--- WHAT IS REQUIRED ---
Omit any picture, and return the remaining data exactly as written.

--- DATASET RECORDS ---

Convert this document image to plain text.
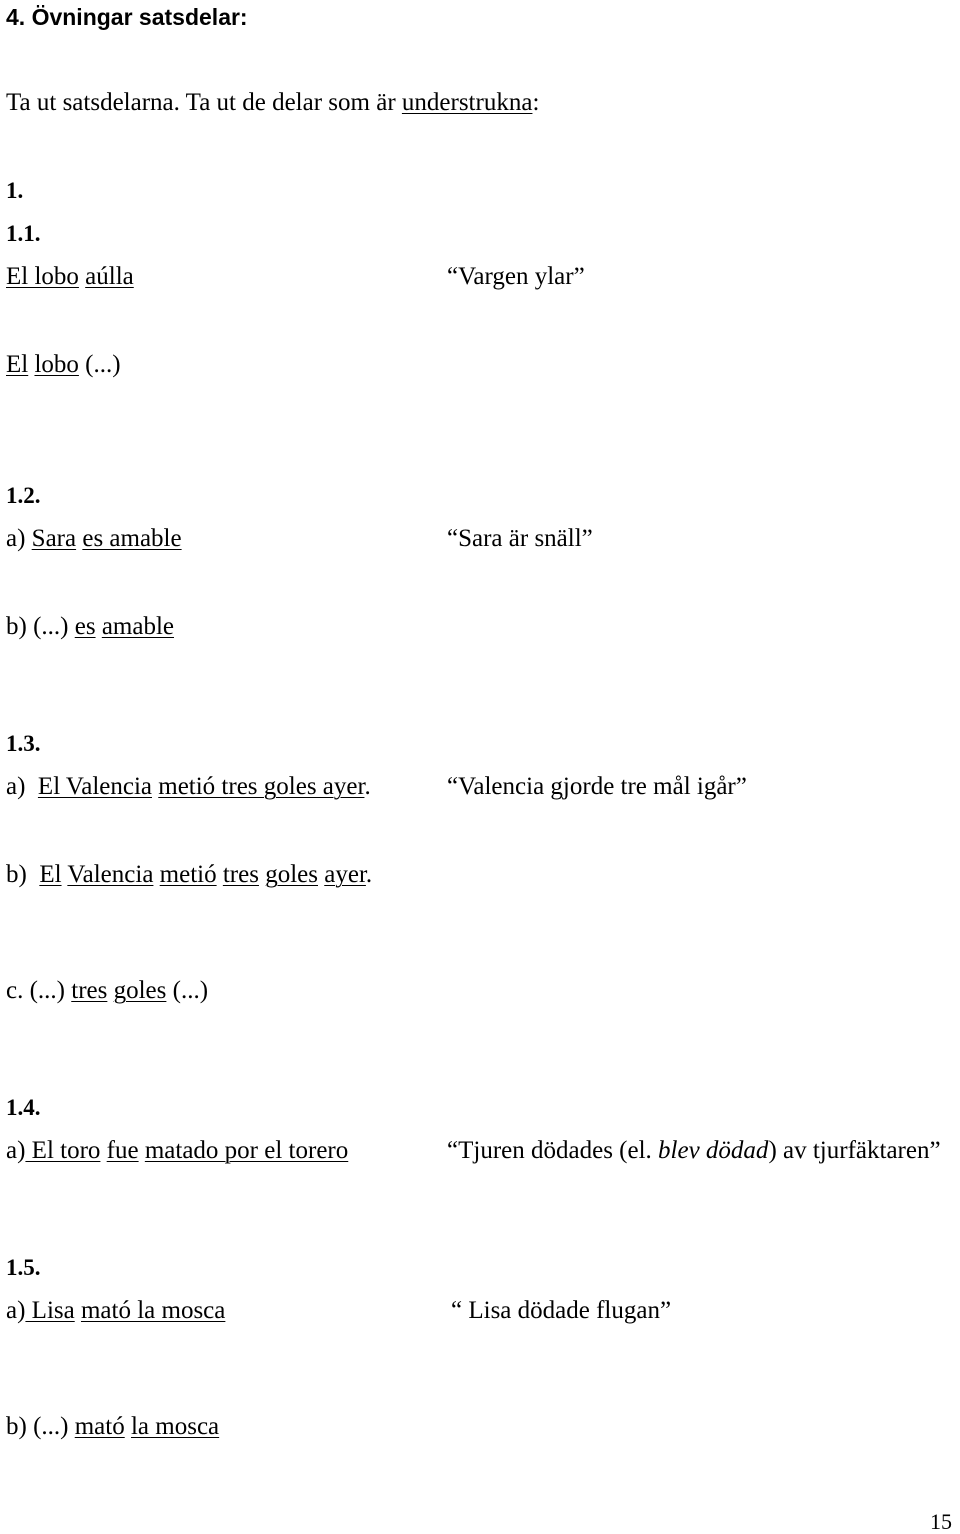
4. Övningar satsdelar:
Ta ut satsdelarna. Ta ut de delar som är understrukna:
1.
1.1.
El lobo aúlla	“Vargen ylar”
El lobo (...)
1.2.
a) Sara es amable	“Sara är snäll”
b) (...) es amable
1.3.
a)  El Valencia metió tres goles ayer.	“Valencia gjorde tre mål igår”
b)  El Valencia metió tres goles ayer.
c. (...) tres goles (...)
1.4.
a) El toro fue matado por el torero	“Tjuren dödades (el. blev dödad) av tjurfäktaren”
1.5.
a) Lisa mató la mosca	“ Lisa dödade flugan”
b) (...) mató la mosca
15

--- ANSWER TO THIS TASK ---
Convert this document image to plain text.
4. Övningar satsdelar:
Ta ut satsdelarna. Ta ut de delar som är understrukna:
1.
1.1.
El lobo aúlla	“Vargen ylar”
El lobo (...)
1.2.
a) Sara es amable	“Sara är snäll”
b) (...) es amable
1.3.
a)  El Valencia metió tres goles ayer.	“Valencia gjorde tre mål igår”
b)  El Valencia metió tres goles ayer.
c. (...) tres goles (...)
1.4.
a) El toro fue matado por el torero	“Tjuren dödades (el. blev dödad) av tjurfäktaren”
1.5.
a) Lisa mató la mosca	“ Lisa dödade flugan”
b) (...) mató la mosca
15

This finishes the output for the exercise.